From ScienceDaily:
Fruit flies ‘think’ before they act, a study suggests. Neuroscientists showed that fruit flies take longer to make more difficult decisions. In experiments asking fruit flies to distinguish between ever closer concentrations of an odor, the researchers found that the flies don’t act instinctively or impulsively. Instead they appear to accumulate information before committing to a choice.
But so?
The flies were investigating smells. What model of animal intelligence would not have assumed that a more difficult decision would take longer? Unfortunately, words like “instinct”/“instinctive” have sometimes been used mystically, to imply that there is no process, that the life form somehow “knows” the answer.
Gathering information before making a decision has been considered a sign of higher intelligence, like that shown by primates and humans.
If so, it should not have been. It can be a fully automatic process, as we know from robots, or one rooted in part in a limited consciousness, in the sense of a deer deciding which shrub to graze. There is no reason to think it requires high intelligence, just a desire to find food or avoid danger, plus the sensory equipment to do so.

- **PROVIDED INFORMATION**
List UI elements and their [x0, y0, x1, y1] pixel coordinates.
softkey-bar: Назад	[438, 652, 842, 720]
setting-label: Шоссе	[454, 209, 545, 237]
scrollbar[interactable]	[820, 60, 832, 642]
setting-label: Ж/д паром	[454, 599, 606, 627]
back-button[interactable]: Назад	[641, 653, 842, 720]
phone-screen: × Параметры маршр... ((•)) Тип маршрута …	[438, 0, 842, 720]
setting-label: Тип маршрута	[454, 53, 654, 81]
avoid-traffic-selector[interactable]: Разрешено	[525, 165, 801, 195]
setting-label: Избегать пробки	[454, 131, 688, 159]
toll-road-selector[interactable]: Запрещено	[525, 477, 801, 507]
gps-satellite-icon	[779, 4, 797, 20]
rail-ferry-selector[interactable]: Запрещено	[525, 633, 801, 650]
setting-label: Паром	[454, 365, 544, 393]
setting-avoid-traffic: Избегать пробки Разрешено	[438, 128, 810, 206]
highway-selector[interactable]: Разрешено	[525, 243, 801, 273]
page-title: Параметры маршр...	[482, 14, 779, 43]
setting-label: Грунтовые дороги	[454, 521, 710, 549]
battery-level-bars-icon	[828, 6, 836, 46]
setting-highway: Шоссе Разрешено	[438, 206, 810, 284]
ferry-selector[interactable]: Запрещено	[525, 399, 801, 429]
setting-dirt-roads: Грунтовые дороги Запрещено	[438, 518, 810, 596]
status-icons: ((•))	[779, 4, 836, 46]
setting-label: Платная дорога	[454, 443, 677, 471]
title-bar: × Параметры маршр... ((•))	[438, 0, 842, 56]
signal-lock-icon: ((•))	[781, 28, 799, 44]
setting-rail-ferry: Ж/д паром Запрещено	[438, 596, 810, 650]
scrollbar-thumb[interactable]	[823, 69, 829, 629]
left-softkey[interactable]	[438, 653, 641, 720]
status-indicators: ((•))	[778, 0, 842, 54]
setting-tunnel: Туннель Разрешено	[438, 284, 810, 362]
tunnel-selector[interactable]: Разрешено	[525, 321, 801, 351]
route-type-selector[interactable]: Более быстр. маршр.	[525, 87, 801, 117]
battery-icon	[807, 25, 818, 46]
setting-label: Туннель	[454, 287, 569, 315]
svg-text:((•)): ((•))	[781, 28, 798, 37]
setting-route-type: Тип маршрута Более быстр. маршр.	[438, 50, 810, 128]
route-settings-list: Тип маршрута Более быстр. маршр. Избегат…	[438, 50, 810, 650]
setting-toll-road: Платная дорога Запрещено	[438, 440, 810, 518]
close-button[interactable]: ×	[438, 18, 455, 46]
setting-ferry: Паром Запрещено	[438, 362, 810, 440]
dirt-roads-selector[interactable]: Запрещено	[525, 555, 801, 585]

- **REQUIRED ACTION A**
Please copy the fruit fly passage word for word, from "The flies were" to "equipment to do so.".
- **REQUIRED ACTION B**
Continue the text on fruit flies and decision-making from the point where it stops.

- **EXPECTED ANSWER A**
The flies were investigating smells. What model of animal intelligence would not have assumed that a more difficult decision would take longer? Unfortunately, words like “instinct”/“instinctive” have sometimes been used mystically, to imply that there is no process, that the life form somehow “knows” the answer.
Gathering information before making a decision has been considered a sign of higher intelligence, like that shown by primates and humans.
If so, it should not have been. It can be a fully automatic process, as we know from robots, or one rooted in part in a limited consciousness, in the sense of a deer deciding which shrub to graze. There is no reason to think it requires high intelligence, just a desire to find food or avoid danger, plus the sensory equipment to do so.

- **EXPECTED ANSWER B**
‘Freedom of action from automatic impulses is considered a hallmark of cognition or intelligence,’ says Professor Gero Miesenböck, in whose laboratory the new research was performed. ‘What our findings show is that fruit flies have a surprising mental capacity that has previously been unrecognised.’
Actually they don’t. The categories are wrong.
If we begin by thinking that animals use little information, we will end by thinking them geniuses just for living.
Incidentally, the gene under study is FoxP:
Professor Miesenböck adds: ‘FoxP is not a “language gene,” a “decision-making gene,” even a “temporal-processing” or “intelligence gene.” Any such description would in all likelihood be wrong. What FoxP does give us is a tool to understand the brain circuits involved in these processes. It has already led us to a site in the brain that is important in decision-making.’
It’s good to hear people starting to say this. “Gene-for” is mere pop science, not real science.